§ INPUT
##########

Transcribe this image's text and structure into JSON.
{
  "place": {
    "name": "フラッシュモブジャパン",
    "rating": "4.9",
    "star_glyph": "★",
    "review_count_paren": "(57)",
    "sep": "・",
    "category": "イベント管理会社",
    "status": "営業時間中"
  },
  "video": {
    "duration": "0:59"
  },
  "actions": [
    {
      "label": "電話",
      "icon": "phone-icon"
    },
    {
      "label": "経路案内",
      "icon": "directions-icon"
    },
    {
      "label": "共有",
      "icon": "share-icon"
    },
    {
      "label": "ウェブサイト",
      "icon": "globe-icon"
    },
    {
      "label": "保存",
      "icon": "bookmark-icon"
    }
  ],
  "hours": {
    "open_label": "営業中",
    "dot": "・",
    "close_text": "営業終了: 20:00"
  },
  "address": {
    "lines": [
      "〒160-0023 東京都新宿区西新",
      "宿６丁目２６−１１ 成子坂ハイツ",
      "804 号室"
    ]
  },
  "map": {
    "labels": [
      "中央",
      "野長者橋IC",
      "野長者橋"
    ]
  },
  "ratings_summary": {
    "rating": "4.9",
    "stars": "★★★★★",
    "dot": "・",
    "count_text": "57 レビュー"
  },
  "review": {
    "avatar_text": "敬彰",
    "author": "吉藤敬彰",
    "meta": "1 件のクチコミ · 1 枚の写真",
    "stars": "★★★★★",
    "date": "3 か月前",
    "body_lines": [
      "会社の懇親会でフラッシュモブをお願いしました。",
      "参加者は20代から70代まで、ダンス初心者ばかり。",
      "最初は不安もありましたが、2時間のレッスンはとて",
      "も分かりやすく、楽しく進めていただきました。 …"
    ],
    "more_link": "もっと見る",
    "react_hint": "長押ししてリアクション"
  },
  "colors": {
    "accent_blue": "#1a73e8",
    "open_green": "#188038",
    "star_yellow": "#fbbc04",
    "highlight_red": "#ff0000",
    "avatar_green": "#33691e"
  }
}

##########

§ EXERCISE INSTRUCTIONS
Where a line above contains the word "icon", copy that line.

§ RESULT OF THE TASK
      "icon": "phone-icon"
      "icon": "directions-icon"
      "icon": "share-icon"
      "icon": "globe-icon"
      "icon": "bookmark-icon"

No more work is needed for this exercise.